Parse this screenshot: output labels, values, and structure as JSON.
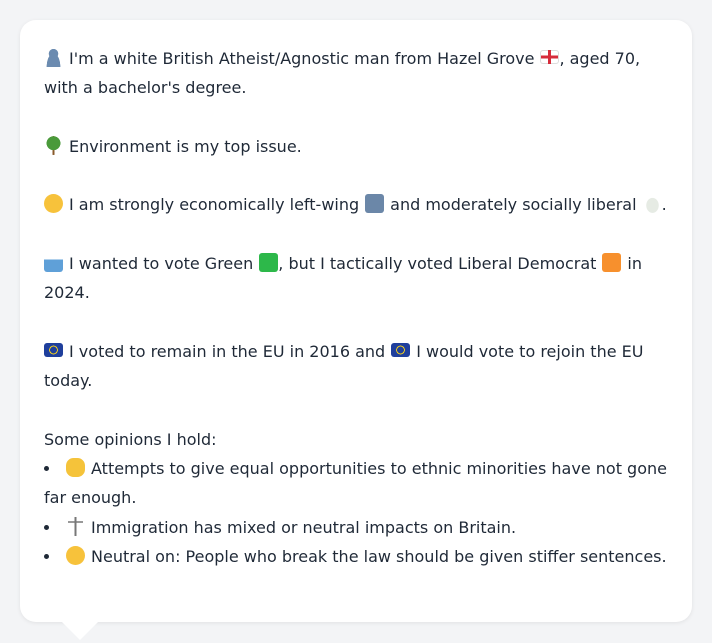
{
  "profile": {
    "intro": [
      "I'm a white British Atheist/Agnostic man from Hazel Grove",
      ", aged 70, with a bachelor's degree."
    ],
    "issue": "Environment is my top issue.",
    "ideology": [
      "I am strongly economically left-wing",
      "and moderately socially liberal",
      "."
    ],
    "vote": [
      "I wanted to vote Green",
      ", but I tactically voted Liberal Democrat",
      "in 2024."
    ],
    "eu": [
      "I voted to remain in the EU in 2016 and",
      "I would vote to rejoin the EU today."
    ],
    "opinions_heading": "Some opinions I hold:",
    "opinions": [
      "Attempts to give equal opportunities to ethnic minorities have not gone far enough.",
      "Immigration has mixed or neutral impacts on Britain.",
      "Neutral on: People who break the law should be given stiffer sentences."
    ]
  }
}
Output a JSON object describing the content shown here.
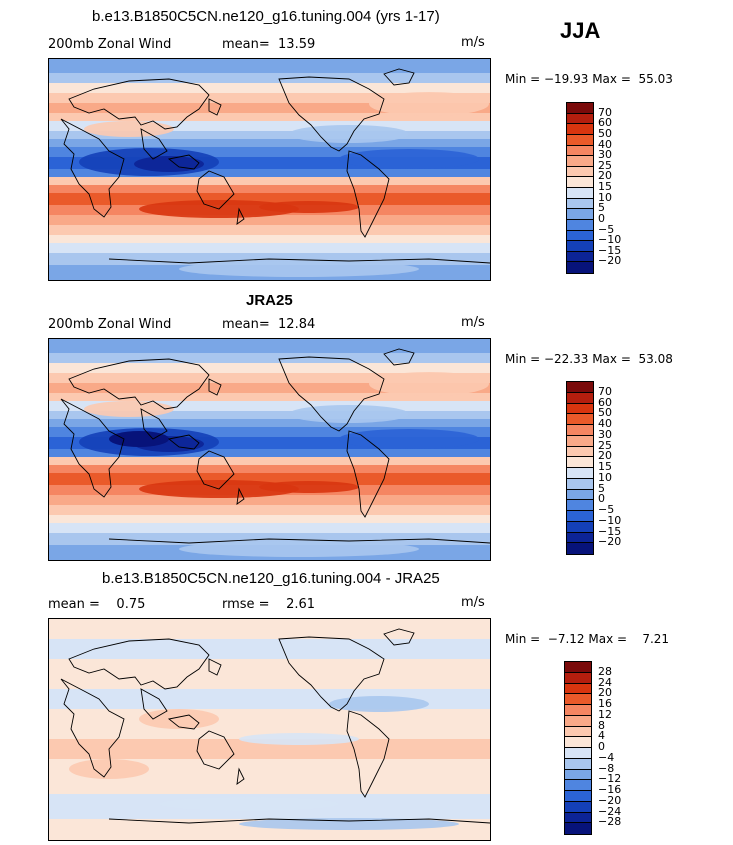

__________________________________________________

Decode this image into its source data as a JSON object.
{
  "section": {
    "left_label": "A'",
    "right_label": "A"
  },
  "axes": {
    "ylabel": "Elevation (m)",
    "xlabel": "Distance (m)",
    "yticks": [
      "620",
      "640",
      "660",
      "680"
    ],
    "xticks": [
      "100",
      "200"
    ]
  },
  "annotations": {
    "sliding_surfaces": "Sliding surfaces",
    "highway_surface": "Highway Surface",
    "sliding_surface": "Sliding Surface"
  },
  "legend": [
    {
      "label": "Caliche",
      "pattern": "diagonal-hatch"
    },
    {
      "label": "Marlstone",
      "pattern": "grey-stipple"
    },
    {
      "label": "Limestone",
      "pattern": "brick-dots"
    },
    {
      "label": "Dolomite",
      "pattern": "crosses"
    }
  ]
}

__________________________________________________

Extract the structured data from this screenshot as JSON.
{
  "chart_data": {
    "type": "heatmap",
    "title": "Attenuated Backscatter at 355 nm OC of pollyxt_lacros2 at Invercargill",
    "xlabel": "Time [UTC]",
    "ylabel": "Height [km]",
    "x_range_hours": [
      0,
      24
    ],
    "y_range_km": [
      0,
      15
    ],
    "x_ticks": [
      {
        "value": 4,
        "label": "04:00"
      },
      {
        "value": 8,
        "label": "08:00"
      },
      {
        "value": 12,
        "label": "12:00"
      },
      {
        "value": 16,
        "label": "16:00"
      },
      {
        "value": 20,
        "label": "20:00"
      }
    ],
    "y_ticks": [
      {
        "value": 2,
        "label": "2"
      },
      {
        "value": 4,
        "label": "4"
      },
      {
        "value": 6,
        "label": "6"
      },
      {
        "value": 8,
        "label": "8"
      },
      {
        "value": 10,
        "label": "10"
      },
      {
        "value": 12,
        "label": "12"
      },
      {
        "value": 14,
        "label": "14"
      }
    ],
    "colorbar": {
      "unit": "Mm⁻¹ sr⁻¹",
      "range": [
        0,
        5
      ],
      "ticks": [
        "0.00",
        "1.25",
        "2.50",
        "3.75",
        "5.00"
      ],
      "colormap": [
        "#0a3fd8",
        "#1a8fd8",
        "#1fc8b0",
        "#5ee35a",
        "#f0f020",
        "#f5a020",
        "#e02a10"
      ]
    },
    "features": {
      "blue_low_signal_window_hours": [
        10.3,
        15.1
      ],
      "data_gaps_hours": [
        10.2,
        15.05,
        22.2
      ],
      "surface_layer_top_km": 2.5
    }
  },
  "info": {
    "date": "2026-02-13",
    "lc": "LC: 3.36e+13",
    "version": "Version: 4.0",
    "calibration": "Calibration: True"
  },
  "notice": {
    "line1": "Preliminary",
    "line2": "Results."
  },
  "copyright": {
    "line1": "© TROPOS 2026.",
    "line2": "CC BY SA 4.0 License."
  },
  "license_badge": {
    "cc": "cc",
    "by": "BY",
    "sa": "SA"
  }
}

__________________________________________________

* [GIVEN EXERCISE] Transcribe, leaving out pictures, each line from the one containing "Parse this screenshot: output" through the one containing "Output a JSON".

* [FULL ANSWER]
Parse this screenshot: output labels, values, and structure as JSON.
{
  "profile": {
    "intro": [
      "I'm a white British Atheist/Agnostic man from Hazel Grove",
      ", aged 70, with a bachelor's degree."
    ],
    "issue": "Environment is my top issue.",
    "ideology": [
      "I am strongly economically left-wing",
      "and moderately socially liberal",
      "."
    ],
    "vote": [
      "I wanted to vote Green",
      ", but I tactically voted Liberal Democrat",
      "in 2024."
    ],
    "eu": [
      "I voted to remain in the EU in 2016 and",
      "I would vote to rejoin the EU today."
    ],
    "opinions_heading": "Some opinions I hold:",
    "opinions": [
      "Attempts to give equal opportunities to ethnic minorities have not gone far enough.",
      "Immigration has mixed or neutral impacts on Britain.",
      "Neutral on: People who break the law should be given stiffer sentences."
    ]
  }
}
Output a JSON object describing the content shown here.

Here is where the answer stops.